━━━ Exercise inputs

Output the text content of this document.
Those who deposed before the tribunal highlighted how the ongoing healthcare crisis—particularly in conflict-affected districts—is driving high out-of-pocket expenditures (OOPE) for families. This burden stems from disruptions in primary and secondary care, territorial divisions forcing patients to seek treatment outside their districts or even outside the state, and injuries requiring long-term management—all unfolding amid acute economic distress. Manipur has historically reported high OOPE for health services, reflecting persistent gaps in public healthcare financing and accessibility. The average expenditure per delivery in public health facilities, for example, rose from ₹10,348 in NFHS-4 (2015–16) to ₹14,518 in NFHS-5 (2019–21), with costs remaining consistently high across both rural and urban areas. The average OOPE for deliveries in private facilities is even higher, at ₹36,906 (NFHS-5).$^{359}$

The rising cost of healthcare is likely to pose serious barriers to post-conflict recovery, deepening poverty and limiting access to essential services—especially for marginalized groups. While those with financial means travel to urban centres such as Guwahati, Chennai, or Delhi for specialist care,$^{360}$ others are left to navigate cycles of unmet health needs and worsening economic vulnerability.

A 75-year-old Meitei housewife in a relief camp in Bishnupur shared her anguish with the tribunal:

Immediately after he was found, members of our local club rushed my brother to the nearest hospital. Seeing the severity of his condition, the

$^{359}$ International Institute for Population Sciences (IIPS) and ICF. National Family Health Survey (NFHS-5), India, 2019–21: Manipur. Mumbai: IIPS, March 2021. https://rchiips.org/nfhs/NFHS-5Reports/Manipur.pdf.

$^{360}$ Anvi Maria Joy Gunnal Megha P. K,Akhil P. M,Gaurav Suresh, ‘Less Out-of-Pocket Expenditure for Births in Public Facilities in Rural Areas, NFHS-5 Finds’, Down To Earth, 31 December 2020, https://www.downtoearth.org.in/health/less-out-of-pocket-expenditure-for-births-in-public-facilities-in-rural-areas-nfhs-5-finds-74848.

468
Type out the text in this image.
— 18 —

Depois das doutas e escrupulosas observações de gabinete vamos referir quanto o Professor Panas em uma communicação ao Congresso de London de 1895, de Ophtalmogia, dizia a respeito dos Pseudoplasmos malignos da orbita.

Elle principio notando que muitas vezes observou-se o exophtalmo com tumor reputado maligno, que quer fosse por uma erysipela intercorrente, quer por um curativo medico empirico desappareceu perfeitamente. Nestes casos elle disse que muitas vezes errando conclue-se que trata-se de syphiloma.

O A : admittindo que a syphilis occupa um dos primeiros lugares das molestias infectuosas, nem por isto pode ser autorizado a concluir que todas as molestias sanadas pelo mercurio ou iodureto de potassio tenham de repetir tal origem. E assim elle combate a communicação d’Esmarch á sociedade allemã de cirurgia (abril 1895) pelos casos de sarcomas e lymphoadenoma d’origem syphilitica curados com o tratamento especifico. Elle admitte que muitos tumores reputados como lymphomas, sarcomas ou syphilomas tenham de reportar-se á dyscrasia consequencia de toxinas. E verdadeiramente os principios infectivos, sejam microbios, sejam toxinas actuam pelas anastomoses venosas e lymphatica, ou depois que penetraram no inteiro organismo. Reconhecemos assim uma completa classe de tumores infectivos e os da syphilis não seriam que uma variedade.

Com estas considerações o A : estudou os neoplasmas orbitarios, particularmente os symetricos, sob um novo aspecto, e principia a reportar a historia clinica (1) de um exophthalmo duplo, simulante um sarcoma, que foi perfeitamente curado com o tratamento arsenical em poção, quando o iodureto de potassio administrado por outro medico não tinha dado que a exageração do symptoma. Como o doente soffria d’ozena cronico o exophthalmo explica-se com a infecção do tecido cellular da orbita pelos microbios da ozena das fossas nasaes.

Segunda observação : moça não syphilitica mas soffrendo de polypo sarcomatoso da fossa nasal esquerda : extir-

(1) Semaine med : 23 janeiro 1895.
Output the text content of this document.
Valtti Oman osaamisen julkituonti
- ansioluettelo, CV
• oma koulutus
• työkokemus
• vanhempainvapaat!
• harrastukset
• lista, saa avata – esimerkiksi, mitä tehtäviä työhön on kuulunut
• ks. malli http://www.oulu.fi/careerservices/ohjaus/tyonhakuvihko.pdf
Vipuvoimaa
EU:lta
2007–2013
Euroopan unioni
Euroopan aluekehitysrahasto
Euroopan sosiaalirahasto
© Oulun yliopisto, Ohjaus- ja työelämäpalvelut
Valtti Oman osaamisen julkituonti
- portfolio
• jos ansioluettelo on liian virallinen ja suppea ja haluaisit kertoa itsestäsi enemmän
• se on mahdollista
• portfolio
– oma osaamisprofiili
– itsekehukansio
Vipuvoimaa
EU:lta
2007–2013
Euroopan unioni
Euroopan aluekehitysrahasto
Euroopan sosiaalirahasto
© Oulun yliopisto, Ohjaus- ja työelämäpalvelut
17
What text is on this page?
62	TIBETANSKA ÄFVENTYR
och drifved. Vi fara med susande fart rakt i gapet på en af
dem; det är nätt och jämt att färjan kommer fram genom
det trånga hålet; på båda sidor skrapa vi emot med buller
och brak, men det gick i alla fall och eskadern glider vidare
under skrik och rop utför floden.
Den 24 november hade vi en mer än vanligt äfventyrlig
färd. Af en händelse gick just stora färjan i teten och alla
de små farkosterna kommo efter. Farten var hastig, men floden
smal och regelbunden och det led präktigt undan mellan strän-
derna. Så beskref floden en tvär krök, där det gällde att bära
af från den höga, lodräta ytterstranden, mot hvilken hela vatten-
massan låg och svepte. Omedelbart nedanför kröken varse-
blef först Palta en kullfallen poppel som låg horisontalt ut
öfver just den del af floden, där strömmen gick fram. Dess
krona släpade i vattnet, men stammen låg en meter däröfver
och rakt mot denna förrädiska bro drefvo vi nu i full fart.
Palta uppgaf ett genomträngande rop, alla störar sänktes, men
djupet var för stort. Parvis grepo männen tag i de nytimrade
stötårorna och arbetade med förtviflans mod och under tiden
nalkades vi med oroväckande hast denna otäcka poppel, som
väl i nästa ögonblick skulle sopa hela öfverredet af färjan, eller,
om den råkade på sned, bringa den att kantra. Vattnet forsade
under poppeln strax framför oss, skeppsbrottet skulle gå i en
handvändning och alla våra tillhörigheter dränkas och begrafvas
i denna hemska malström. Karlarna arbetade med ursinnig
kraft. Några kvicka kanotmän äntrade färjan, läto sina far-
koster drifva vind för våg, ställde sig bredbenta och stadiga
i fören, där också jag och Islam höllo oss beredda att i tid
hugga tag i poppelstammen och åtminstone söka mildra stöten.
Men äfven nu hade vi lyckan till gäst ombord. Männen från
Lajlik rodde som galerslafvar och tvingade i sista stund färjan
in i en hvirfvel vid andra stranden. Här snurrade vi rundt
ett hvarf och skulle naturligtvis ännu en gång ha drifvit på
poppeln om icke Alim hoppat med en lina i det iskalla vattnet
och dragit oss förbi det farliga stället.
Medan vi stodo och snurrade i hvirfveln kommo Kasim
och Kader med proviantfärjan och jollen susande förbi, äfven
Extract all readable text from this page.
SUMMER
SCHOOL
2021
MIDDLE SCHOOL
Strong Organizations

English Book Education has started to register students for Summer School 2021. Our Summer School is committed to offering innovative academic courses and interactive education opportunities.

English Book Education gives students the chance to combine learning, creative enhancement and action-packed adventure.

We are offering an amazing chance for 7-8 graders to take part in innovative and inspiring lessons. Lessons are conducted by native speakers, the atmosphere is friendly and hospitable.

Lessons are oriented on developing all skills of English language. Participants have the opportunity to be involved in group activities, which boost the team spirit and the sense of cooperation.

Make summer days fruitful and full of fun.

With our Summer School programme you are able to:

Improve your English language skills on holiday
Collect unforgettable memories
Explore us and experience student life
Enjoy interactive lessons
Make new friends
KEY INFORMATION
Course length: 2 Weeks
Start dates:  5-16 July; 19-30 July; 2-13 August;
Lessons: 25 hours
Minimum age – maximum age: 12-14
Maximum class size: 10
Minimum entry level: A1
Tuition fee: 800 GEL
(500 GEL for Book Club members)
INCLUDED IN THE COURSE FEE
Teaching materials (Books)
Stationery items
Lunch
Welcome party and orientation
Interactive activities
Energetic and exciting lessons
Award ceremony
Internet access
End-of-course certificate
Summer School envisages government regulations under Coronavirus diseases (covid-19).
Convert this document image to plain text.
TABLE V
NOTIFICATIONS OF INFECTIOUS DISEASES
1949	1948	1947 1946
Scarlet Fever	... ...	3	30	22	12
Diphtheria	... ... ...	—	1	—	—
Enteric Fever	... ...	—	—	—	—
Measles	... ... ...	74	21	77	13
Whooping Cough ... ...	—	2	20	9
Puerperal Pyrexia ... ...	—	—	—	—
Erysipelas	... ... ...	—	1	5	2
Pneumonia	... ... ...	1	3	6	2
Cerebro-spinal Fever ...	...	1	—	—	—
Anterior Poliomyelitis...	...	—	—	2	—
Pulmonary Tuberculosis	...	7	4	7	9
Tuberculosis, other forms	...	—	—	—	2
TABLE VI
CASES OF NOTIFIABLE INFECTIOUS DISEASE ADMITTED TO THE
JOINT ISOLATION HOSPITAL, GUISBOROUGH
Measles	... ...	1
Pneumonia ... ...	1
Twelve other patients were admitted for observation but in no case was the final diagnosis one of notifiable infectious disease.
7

━━━━━━

→ **Your objective**: If a line in the records contains "offering", report it.

→ **Solution for this task**:
English Book Education has started to register students for Summer School 2021. Our Summer School is committed to offering innovative academic courses and interactive education opportunities.
We are offering an amazing chance for 7-8 graders to take part in innovative and inspiring lessons. Lessons are conducted by native speakers, the atmosphere is friendly and hospitable.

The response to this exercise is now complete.